■ **INPUT**
--- start ---
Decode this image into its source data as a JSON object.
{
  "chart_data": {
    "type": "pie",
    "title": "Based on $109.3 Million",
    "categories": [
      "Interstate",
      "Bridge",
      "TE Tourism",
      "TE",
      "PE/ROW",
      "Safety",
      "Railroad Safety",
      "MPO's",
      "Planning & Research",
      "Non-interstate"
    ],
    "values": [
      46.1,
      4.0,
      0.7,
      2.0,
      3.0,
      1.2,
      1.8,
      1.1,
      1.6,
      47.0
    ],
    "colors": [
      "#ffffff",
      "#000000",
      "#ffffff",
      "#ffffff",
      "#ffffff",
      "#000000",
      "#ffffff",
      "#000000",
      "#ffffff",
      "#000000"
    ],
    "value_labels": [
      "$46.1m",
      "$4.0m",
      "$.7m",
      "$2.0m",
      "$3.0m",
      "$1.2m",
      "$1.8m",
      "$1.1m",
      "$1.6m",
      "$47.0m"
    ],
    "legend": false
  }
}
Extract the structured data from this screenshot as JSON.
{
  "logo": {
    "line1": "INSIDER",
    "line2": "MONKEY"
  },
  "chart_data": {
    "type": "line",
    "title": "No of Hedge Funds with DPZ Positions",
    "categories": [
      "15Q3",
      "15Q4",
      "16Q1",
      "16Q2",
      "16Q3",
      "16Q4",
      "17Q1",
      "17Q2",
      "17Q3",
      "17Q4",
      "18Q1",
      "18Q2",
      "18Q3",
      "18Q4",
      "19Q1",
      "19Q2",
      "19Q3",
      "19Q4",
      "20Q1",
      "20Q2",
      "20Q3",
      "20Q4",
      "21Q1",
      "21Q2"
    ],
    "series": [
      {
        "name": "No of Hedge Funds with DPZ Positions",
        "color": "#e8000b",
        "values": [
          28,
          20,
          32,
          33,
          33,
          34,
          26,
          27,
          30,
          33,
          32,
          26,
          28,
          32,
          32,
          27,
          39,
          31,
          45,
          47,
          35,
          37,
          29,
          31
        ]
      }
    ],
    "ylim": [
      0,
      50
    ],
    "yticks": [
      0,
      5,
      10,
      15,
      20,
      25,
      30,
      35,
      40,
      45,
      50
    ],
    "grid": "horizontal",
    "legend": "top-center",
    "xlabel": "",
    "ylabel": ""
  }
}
--- end ---
■ **WRITTEN INSTRUCTION**
Write out every record shown above, word for word.

■ **RESPONSE TO THIS TASK**
Decode this image into its source data as a JSON object.
{
  "chart_data": {
    "type": "pie",
    "title": "Based on $109.3 Million",
    "categories": [
      "Interstate",
      "Bridge",
      "TE Tourism",
      "TE",
      "PE/ROW",
      "Safety",
      "Railroad Safety",
      "MPO's",
      "Planning & Research",
      "Non-interstate"
    ],
    "values": [
      46.1,
      4.0,
      0.7,
      2.0,
      3.0,
      1.2,
      1.8,
      1.1,
      1.6,
      47.0
    ],
    "colors": [
      "#ffffff",
      "#000000",
      "#ffffff",
      "#ffffff",
      "#ffffff",
      "#000000",
      "#ffffff",
      "#000000",
      "#ffffff",
      "#000000"
    ],
    "value_labels": [
      "$46.1m",
      "$4.0m",
      "$.7m",
      "$2.0m",
      "$3.0m",
      "$1.2m",
      "$1.8m",
      "$1.1m",
      "$1.6m",
      "$47.0m"
    ],
    "legend": false
  }
}
Extract the structured data from this screenshot as JSON.
{
  "logo": {
    "line1": "INSIDER",
    "line2": "MONKEY"
  },
  "chart_data": {
    "type": "line",
    "title": "No of Hedge Funds with DPZ Positions",
    "categories": [
      "15Q3",
      "15Q4",
      "16Q1",
      "16Q2",
      "16Q3",
      "16Q4",
      "17Q1",
      "17Q2",
      "17Q3",
      "17Q4",
      "18Q1",
      "18Q2",
      "18Q3",
      "18Q4",
      "19Q1",
      "19Q2",
      "19Q3",
      "19Q4",
      "20Q1",
      "20Q2",
      "20Q3",
      "20Q4",
      "21Q1",
      "21Q2"
    ],
    "series": [
      {
        "name": "No of Hedge Funds with DPZ Positions",
        "color": "#e8000b",
        "values": [
          28,
          20,
          32,
          33,
          33,
          34,
          26,
          27,
          30,
          33,
          32,
          26,
          28,
          32,
          32,
          27,
          39,
          31,
          45,
          47,
          35,
          37,
          29,
          31
        ]
      }
    ],
    "ylim": [
      0,
      50
    ],
    "yticks": [
      0,
      5,
      10,
      15,
      20,
      25,
      30,
      35,
      40,
      45,
      50
    ],
    "grid": "horizontal",
    "legend": "top-center",
    "xlabel": "",
    "ylabel": ""
  }
}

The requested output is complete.